Items from a dataset:
--*--

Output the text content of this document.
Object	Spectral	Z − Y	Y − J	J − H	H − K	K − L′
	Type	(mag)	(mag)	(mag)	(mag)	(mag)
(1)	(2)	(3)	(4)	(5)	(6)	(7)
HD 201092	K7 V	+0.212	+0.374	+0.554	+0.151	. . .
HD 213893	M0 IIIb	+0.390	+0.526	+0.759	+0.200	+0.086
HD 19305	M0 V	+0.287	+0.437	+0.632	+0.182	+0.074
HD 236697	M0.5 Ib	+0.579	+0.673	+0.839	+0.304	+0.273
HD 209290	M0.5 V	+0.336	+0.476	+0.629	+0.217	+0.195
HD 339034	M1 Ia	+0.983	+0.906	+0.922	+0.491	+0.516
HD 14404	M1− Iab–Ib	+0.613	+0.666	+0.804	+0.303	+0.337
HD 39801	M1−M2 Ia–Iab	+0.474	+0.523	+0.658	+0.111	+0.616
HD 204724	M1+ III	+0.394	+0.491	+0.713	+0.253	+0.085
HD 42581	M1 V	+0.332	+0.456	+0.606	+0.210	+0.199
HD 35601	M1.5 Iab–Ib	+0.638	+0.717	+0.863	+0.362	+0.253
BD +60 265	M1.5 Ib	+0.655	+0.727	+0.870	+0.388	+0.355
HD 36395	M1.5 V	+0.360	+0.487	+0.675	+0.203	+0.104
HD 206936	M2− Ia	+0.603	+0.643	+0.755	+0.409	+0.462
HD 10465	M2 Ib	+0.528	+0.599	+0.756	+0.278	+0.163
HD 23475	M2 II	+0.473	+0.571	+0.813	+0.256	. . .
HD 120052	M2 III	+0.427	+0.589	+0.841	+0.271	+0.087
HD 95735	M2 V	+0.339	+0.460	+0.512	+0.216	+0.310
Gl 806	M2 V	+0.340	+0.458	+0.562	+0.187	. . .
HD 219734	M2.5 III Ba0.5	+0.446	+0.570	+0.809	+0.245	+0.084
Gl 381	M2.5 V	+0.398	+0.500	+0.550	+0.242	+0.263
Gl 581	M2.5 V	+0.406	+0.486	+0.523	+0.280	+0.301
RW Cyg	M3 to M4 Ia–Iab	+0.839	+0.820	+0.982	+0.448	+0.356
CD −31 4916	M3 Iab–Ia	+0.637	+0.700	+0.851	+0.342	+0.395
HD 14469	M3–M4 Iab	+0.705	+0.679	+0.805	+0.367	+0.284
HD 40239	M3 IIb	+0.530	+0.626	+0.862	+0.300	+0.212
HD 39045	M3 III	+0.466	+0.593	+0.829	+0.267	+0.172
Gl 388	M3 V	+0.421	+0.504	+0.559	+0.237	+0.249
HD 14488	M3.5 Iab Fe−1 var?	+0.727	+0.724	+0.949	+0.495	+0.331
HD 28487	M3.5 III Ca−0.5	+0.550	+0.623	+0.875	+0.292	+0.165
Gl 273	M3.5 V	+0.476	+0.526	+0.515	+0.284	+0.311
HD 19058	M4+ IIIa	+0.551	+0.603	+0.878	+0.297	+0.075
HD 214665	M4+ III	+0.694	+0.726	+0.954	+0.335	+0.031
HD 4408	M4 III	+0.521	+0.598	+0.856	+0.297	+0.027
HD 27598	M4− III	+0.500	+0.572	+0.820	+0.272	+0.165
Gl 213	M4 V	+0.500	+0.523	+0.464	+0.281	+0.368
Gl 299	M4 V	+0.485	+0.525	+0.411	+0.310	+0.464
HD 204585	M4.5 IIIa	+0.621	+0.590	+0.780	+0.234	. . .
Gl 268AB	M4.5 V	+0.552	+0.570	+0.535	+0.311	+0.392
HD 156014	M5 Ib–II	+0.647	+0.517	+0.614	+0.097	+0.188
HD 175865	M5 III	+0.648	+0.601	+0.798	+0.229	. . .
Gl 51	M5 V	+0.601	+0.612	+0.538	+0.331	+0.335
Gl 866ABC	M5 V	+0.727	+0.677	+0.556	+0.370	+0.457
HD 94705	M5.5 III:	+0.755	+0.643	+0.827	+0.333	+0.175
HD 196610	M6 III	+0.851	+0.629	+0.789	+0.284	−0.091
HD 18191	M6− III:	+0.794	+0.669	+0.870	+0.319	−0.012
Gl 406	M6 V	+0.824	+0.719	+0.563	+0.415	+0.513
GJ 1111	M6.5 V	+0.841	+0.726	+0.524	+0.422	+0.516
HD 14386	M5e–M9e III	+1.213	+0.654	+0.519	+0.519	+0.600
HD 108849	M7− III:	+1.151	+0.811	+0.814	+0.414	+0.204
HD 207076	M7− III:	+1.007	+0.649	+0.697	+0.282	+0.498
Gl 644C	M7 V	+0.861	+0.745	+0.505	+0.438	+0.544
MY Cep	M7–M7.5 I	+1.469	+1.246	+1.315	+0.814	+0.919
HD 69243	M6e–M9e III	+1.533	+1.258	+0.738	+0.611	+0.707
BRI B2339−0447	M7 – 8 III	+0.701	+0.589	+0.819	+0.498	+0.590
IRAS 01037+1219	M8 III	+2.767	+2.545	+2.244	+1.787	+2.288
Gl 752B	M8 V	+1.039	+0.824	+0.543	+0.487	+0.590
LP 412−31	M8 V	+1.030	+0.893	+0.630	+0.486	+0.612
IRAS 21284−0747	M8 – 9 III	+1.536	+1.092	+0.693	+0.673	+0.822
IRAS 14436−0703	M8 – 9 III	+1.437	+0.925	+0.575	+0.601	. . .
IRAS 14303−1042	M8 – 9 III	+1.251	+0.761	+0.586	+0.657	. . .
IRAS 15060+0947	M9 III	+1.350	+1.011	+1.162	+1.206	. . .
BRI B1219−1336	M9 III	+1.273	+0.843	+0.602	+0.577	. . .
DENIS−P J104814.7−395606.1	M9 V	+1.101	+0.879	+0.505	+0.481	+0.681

--*--

Search the data above for the string "IIIa" and copy each line that has it.

#### [Finished task]
HD 19058	M4+ IIIa	+0.551	+0.603	+0.878	+0.297	+0.075
HD 204585	M4.5 IIIa	+0.621	+0.590	+0.780	+0.234	. . .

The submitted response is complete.